▸ ENTRIES SHOWN:
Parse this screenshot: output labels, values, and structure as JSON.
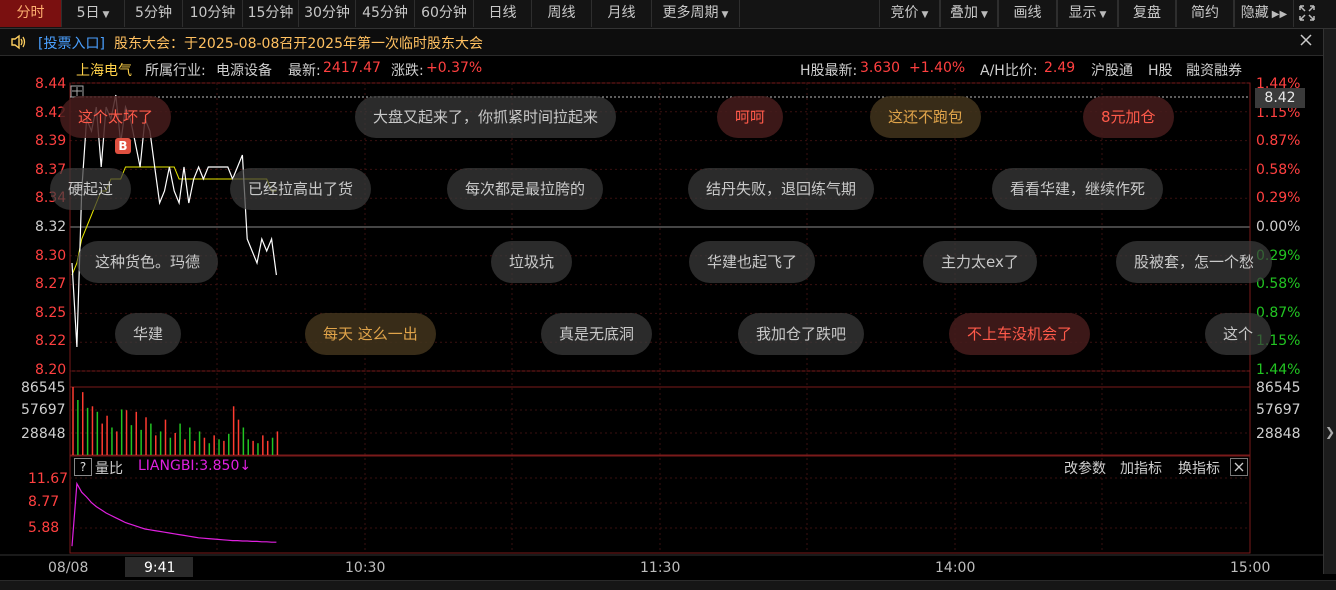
{
  "toolbar": {
    "tabs": [
      {
        "label": "分时",
        "active": true
      },
      {
        "label": "5日",
        "caret": true
      },
      {
        "label": "5分钟"
      },
      {
        "label": "10分钟"
      },
      {
        "label": "15分钟"
      },
      {
        "label": "30分钟"
      },
      {
        "label": "45分钟"
      },
      {
        "label": "60分钟"
      },
      {
        "label": "日线"
      },
      {
        "label": "周线"
      },
      {
        "label": "月线"
      },
      {
        "label": "更多周期",
        "caret": true
      }
    ],
    "right": [
      {
        "label": "竞价",
        "caret": true
      },
      {
        "label": "叠加",
        "caret": true
      },
      {
        "label": "画线"
      },
      {
        "label": "显示",
        "caret": true
      },
      {
        "label": "复盘"
      },
      {
        "label": "简约"
      },
      {
        "label": "隐藏"
      }
    ]
  },
  "notice": {
    "link": "[投票入口]",
    "text": "股东大会：于2025-08-08召开2025年第一次临时股东大会"
  },
  "info": {
    "name": "上海电气",
    "industry_label": "所属行业:",
    "industry": "电源设备",
    "latest_label": "最新:",
    "latest": "2417.47",
    "change_label": "涨跌:",
    "change": "+0.37%",
    "h_label": "H股最新:",
    "h_price": "3.630",
    "h_change": "+1.40%",
    "ah_label": "A/H比价:",
    "ah_value": "2.49",
    "link1": "沪股通",
    "link2": "H股",
    "link3": "融资融券"
  },
  "price_axis": [
    "8.44",
    "8.42",
    "8.39",
    "8.37",
    "8.34",
    "8.32",
    "8.30",
    "8.27",
    "8.25",
    "8.22",
    "8.20"
  ],
  "pct_axis": [
    "1.44%",
    "1.15%",
    "0.87%",
    "0.58%",
    "0.29%",
    "0.00%",
    "0.29%",
    "0.58%",
    "0.87%",
    "1.15%",
    "1.44%"
  ],
  "cursor_price": "8.42",
  "b_marker": "B",
  "bubbles": [
    {
      "text": "这个太坏了",
      "style": "red"
    },
    {
      "text": "大盘又起来了，你抓紧时间拉起来",
      "style": "normal"
    },
    {
      "text": "呵呵",
      "style": "red"
    },
    {
      "text": "这还不跑包",
      "style": "gold"
    },
    {
      "text": "8元加仓",
      "style": "red"
    },
    {
      "text": "硬起过",
      "style": "normal"
    },
    {
      "text": "已经拉高出了货",
      "style": "normal"
    },
    {
      "text": "每次都是最拉胯的",
      "style": "normal"
    },
    {
      "text": "结丹失败，退回练气期",
      "style": "normal"
    },
    {
      "text": "看看华建，继续作死",
      "style": "normal"
    },
    {
      "text": "这种货色。玛德",
      "style": "normal"
    },
    {
      "text": "垃圾坑",
      "style": "normal"
    },
    {
      "text": "华建也起飞了",
      "style": "normal"
    },
    {
      "text": "主力太ex了",
      "style": "normal"
    },
    {
      "text": "股被套，怎一个愁",
      "style": "normal"
    },
    {
      "text": "华建",
      "style": "normal"
    },
    {
      "text": "每天 这么一出",
      "style": "gold"
    },
    {
      "text": "真是无底洞",
      "style": "normal"
    },
    {
      "text": "我加仓了跌吧",
      "style": "normal"
    },
    {
      "text": "不上车没机会了",
      "style": "red"
    },
    {
      "text": "这个",
      "style": "normal"
    }
  ],
  "volume_axis": [
    "86545",
    "57697",
    "28848"
  ],
  "indicator": {
    "help": "?",
    "name": "量比",
    "value_label": "LIANGBI:3.850↓",
    "axis": [
      "11.67",
      "8.77",
      "5.88"
    ],
    "buttons": [
      "改参数",
      "加指标",
      "换指标"
    ]
  },
  "time_axis": [
    "08/08",
    "9:41",
    "10:30",
    "11:30",
    "14:00",
    "15:00"
  ],
  "colors": {
    "up": "#ff3b30",
    "down": "#22c422",
    "price_line": "#ffffff",
    "avg_line": "#e8e800",
    "indicator_line": "#e020e0",
    "accent": "#ffb070"
  },
  "chart_data": {
    "type": "line",
    "price_range": [
      8.2,
      8.44
    ],
    "pct_range": [
      -1.44,
      1.44
    ],
    "price_series": [
      8.29,
      8.22,
      8.35,
      8.41,
      8.4,
      8.42,
      8.37,
      8.42,
      8.41,
      8.43,
      8.39,
      8.42,
      8.41,
      8.39,
      8.37,
      8.41,
      8.4,
      8.37,
      8.34,
      8.35,
      8.37,
      8.35,
      8.34,
      8.37,
      8.34,
      8.36,
      8.37,
      8.36,
      8.37,
      8.37,
      8.37,
      8.37,
      8.37,
      8.36,
      8.37,
      8.38,
      8.31,
      8.3,
      8.29,
      8.31,
      8.3,
      8.31,
      8.28
    ],
    "avg_series": [
      8.28,
      8.29,
      8.31,
      8.32,
      8.33,
      8.34,
      8.35,
      8.35,
      8.36,
      8.36,
      8.36,
      8.37,
      8.37,
      8.37,
      8.37,
      8.37,
      8.37,
      8.37,
      8.37,
      8.37,
      8.37,
      8.37,
      8.36,
      8.36,
      8.36,
      8.36,
      8.36,
      8.36,
      8.36,
      8.36,
      8.36,
      8.36,
      8.36,
      8.36,
      8.36,
      8.36,
      8.36,
      8.36,
      8.36,
      8.36,
      8.36,
      8.35,
      8.35
    ],
    "volume_range": [
      0,
      86545
    ],
    "volumes": [
      86545,
      70000,
      80000,
      60000,
      62000,
      55000,
      40000,
      50000,
      35000,
      30000,
      58000,
      57000,
      38000,
      55000,
      32000,
      48000,
      40000,
      25000,
      30000,
      45000,
      22000,
      28000,
      40000,
      20000,
      35000,
      18000,
      30000,
      22000,
      15000,
      25000,
      20000,
      18000,
      27000,
      62000,
      45000,
      35000,
      20000,
      18000,
      15000,
      25000,
      18000,
      22000,
      30000
    ],
    "volume_up": [
      true,
      false,
      true,
      false,
      true,
      false,
      true,
      true,
      false,
      true,
      false,
      true,
      false,
      true,
      false,
      true,
      false,
      true,
      false,
      true,
      false,
      true,
      false,
      true,
      false,
      true,
      false,
      true,
      false,
      true,
      false,
      true,
      false,
      true,
      true,
      false,
      false,
      true,
      false,
      true,
      true,
      false,
      true
    ],
    "liangbi_range": [
      3.0,
      12.5
    ],
    "liangbi": [
      3.85,
      11.67,
      10.6,
      10.0,
      9.3,
      8.8,
      8.4,
      8.0,
      7.7,
      7.4,
      7.1,
      6.8,
      6.6,
      6.4,
      6.2,
      6.0,
      5.9,
      5.8,
      5.7,
      5.6,
      5.5,
      5.4,
      5.3,
      5.2,
      5.1,
      5.0,
      4.9,
      4.85,
      4.8,
      4.75,
      4.7,
      4.65,
      4.6,
      4.55,
      4.55,
      4.5,
      4.5,
      4.45,
      4.45,
      4.4,
      4.4,
      4.35,
      4.35
    ],
    "session_points": 241
  }
}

▸ WHAT YOU SHOULD DO: The records above must be transcribed exactly. Pictures are left out of the copy.

▸ EXERCISE SOLUTION:
Parse this screenshot: output labels, values, and structure as JSON.
{
  "toolbar": {
    "tabs": [
      {
        "label": "分时",
        "active": true
      },
      {
        "label": "5日",
        "caret": true
      },
      {
        "label": "5分钟"
      },
      {
        "label": "10分钟"
      },
      {
        "label": "15分钟"
      },
      {
        "label": "30分钟"
      },
      {
        "label": "45分钟"
      },
      {
        "label": "60分钟"
      },
      {
        "label": "日线"
      },
      {
        "label": "周线"
      },
      {
        "label": "月线"
      },
      {
        "label": "更多周期",
        "caret": true
      }
    ],
    "right": [
      {
        "label": "竞价",
        "caret": true
      },
      {
        "label": "叠加",
        "caret": true
      },
      {
        "label": "画线"
      },
      {
        "label": "显示",
        "caret": true
      },
      {
        "label": "复盘"
      },
      {
        "label": "简约"
      },
      {
        "label": "隐藏"
      }
    ]
  },
  "notice": {
    "link": "[投票入口]",
    "text": "股东大会：于2025-08-08召开2025年第一次临时股东大会"
  },
  "info": {
    "name": "上海电气",
    "industry_label": "所属行业:",
    "industry": "电源设备",
    "latest_label": "最新:",
    "latest": "2417.47",
    "change_label": "涨跌:",
    "change": "+0.37%",
    "h_label": "H股最新:",
    "h_price": "3.630",
    "h_change": "+1.40%",
    "ah_label": "A/H比价:",
    "ah_value": "2.49",
    "link1": "沪股通",
    "link2": "H股",
    "link3": "融资融券"
  },
  "price_axis": [
    "8.44",
    "8.42",
    "8.39",
    "8.37",
    "8.34",
    "8.32",
    "8.30",
    "8.27",
    "8.25",
    "8.22",
    "8.20"
  ],
  "pct_axis": [
    "1.44%",
    "1.15%",
    "0.87%",
    "0.58%",
    "0.29%",
    "0.00%",
    "0.29%",
    "0.58%",
    "0.87%",
    "1.15%",
    "1.44%"
  ],
  "cursor_price": "8.42",
  "b_marker": "B",
  "bubbles": [
    {
      "text": "这个太坏了",
      "style": "red"
    },
    {
      "text": "大盘又起来了，你抓紧时间拉起来",
      "style": "normal"
    },
    {
      "text": "呵呵",
      "style": "red"
    },
    {
      "text": "这还不跑包",
      "style": "gold"
    },
    {
      "text": "8元加仓",
      "style": "red"
    },
    {
      "text": "硬起过",
      "style": "normal"
    },
    {
      "text": "已经拉高出了货",
      "style": "normal"
    },
    {
      "text": "每次都是最拉胯的",
      "style": "normal"
    },
    {
      "text": "结丹失败，退回练气期",
      "style": "normal"
    },
    {
      "text": "看看华建，继续作死",
      "style": "normal"
    },
    {
      "text": "这种货色。玛德",
      "style": "normal"
    },
    {
      "text": "垃圾坑",
      "style": "normal"
    },
    {
      "text": "华建也起飞了",
      "style": "normal"
    },
    {
      "text": "主力太ex了",
      "style": "normal"
    },
    {
      "text": "股被套，怎一个愁",
      "style": "normal"
    },
    {
      "text": "华建",
      "style": "normal"
    },
    {
      "text": "每天 这么一出",
      "style": "gold"
    },
    {
      "text": "真是无底洞",
      "style": "normal"
    },
    {
      "text": "我加仓了跌吧",
      "style": "normal"
    },
    {
      "text": "不上车没机会了",
      "style": "red"
    },
    {
      "text": "这个",
      "style": "normal"
    }
  ],
  "volume_axis": [
    "86545",
    "57697",
    "28848"
  ],
  "indicator": {
    "help": "?",
    "name": "量比",
    "value_label": "LIANGBI:3.850↓",
    "axis": [
      "11.67",
      "8.77",
      "5.88"
    ],
    "buttons": [
      "改参数",
      "加指标",
      "换指标"
    ]
  },
  "time_axis": [
    "08/08",
    "9:41",
    "10:30",
    "11:30",
    "14:00",
    "15:00"
  ],
  "colors": {
    "up": "#ff3b30",
    "down": "#22c422",
    "price_line": "#ffffff",
    "avg_line": "#e8e800",
    "indicator_line": "#e020e0",
    "accent": "#ffb070"
  },
  "chart_data": {
    "type": "line",
    "price_range": [
      8.2,
      8.44
    ],
    "pct_range": [
      -1.44,
      1.44
    ],
    "price_series": [
      8.29,
      8.22,
      8.35,
      8.41,
      8.4,
      8.42,
      8.37,
      8.42,
      8.41,
      8.43,
      8.39,
      8.42,
      8.41,
      8.39,
      8.37,
      8.41,
      8.4,
      8.37,
      8.34,
      8.35,
      8.37,
      8.35,
      8.34,
      8.37,
      8.34,
      8.36,
      8.37,
      8.36,
      8.37,
      8.37,
      8.37,
      8.37,
      8.37,
      8.36,
      8.37,
      8.38,
      8.31,
      8.3,
      8.29,
      8.31,
      8.3,
      8.31,
      8.28
    ],
    "avg_series": [
      8.28,
      8.29,
      8.31,
      8.32,
      8.33,
      8.34,
      8.35,
      8.35,
      8.36,
      8.36,
      8.36,
      8.37,
      8.37,
      8.37,
      8.37,
      8.37,
      8.37,
      8.37,
      8.37,
      8.37,
      8.37,
      8.37,
      8.36,
      8.36,
      8.36,
      8.36,
      8.36,
      8.36,
      8.36,
      8.36,
      8.36,
      8.36,
      8.36,
      8.36,
      8.36,
      8.36,
      8.36,
      8.36,
      8.36,
      8.36,
      8.36,
      8.35,
      8.35
    ],
    "volume_range": [
      0,
      86545
    ],
    "volumes": [
      86545,
      70000,
      80000,
      60000,
      62000,
      55000,
      40000,
      50000,
      35000,
      30000,
      58000,
      57000,
      38000,
      55000,
      32000,
      48000,
      40000,
      25000,
      30000,
      45000,
      22000,
      28000,
      40000,
      20000,
      35000,
      18000,
      30000,
      22000,
      15000,
      25000,
      20000,
      18000,
      27000,
      62000,
      45000,
      35000,
      20000,
      18000,
      15000,
      25000,
      18000,
      22000,
      30000
    ],
    "volume_up": [
      true,
      false,
      true,
      false,
      true,
      false,
      true,
      true,
      false,
      true,
      false,
      true,
      false,
      true,
      false,
      true,
      false,
      true,
      false,
      true,
      false,
      true,
      false,
      true,
      false,
      true,
      false,
      true,
      false,
      true,
      false,
      true,
      false,
      true,
      true,
      false,
      false,
      true,
      false,
      true,
      true,
      false,
      true
    ],
    "liangbi_range": [
      3.0,
      12.5
    ],
    "liangbi": [
      3.85,
      11.67,
      10.6,
      10.0,
      9.3,
      8.8,
      8.4,
      8.0,
      7.7,
      7.4,
      7.1,
      6.8,
      6.6,
      6.4,
      6.2,
      6.0,
      5.9,
      5.8,
      5.7,
      5.6,
      5.5,
      5.4,
      5.3,
      5.2,
      5.1,
      5.0,
      4.9,
      4.85,
      4.8,
      4.75,
      4.7,
      4.65,
      4.6,
      4.55,
      4.55,
      4.5,
      4.5,
      4.45,
      4.45,
      4.4,
      4.4,
      4.35,
      4.35
    ],
    "session_points": 241
  }
}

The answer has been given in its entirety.